▶ **GIVEN DATA**:
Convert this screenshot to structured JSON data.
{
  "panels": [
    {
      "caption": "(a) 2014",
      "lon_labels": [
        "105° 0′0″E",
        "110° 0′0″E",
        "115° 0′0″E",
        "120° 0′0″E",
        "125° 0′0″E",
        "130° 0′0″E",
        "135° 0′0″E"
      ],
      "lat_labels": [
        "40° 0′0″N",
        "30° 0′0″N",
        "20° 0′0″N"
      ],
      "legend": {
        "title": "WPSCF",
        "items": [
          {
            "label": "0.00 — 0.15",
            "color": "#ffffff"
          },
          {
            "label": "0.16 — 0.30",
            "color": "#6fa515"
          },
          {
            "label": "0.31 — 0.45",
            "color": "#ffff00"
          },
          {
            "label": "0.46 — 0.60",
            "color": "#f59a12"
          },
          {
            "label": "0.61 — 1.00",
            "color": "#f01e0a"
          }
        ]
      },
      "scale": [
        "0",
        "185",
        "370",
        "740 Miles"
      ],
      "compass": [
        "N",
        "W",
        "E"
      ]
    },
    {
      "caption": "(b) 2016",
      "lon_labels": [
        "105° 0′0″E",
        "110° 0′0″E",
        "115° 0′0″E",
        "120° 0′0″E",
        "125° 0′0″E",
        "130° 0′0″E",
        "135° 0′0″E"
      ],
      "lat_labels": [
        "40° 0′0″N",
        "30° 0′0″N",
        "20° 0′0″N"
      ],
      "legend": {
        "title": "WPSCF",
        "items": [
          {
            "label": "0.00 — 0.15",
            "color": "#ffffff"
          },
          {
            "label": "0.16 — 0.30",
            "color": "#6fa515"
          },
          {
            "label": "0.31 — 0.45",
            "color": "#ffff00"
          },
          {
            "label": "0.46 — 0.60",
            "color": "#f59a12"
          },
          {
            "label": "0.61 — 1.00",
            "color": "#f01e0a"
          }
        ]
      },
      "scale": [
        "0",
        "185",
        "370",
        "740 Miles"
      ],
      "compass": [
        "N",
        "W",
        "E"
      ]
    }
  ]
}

▶ **TASK TO CARRY OUT**: Return every line of the material exactly.

▶ **RESULT FOR THIS EXERCISE**:
Convert this screenshot to structured JSON data.
{
  "panels": [
    {
      "caption": "(a) 2014",
      "lon_labels": [
        "105° 0′0″E",
        "110° 0′0″E",
        "115° 0′0″E",
        "120° 0′0″E",
        "125° 0′0″E",
        "130° 0′0″E",
        "135° 0′0″E"
      ],
      "lat_labels": [
        "40° 0′0″N",
        "30° 0′0″N",
        "20° 0′0″N"
      ],
      "legend": {
        "title": "WPSCF",
        "items": [
          {
            "label": "0.00 — 0.15",
            "color": "#ffffff"
          },
          {
            "label": "0.16 — 0.30",
            "color": "#6fa515"
          },
          {
            "label": "0.31 — 0.45",
            "color": "#ffff00"
          },
          {
            "label": "0.46 — 0.60",
            "color": "#f59a12"
          },
          {
            "label": "0.61 — 1.00",
            "color": "#f01e0a"
          }
        ]
      },
      "scale": [
        "0",
        "185",
        "370",
        "740 Miles"
      ],
      "compass": [
        "N",
        "W",
        "E"
      ]
    },
    {
      "caption": "(b) 2016",
      "lon_labels": [
        "105° 0′0″E",
        "110° 0′0″E",
        "115° 0′0″E",
        "120° 0′0″E",
        "125° 0′0″E",
        "130° 0′0″E",
        "135° 0′0″E"
      ],
      "lat_labels": [
        "40° 0′0″N",
        "30° 0′0″N",
        "20° 0′0″N"
      ],
      "legend": {
        "title": "WPSCF",
        "items": [
          {
            "label": "0.00 — 0.15",
            "color": "#ffffff"
          },
          {
            "label": "0.16 — 0.30",
            "color": "#6fa515"
          },
          {
            "label": "0.31 — 0.45",
            "color": "#ffff00"
          },
          {
            "label": "0.46 — 0.60",
            "color": "#f59a12"
          },
          {
            "label": "0.61 — 1.00",
            "color": "#f01e0a"
          }
        ]
      },
      "scale": [
        "0",
        "185",
        "370",
        "740 Miles"
      ],
      "compass": [
        "N",
        "W",
        "E"
      ]
    }
  ]
}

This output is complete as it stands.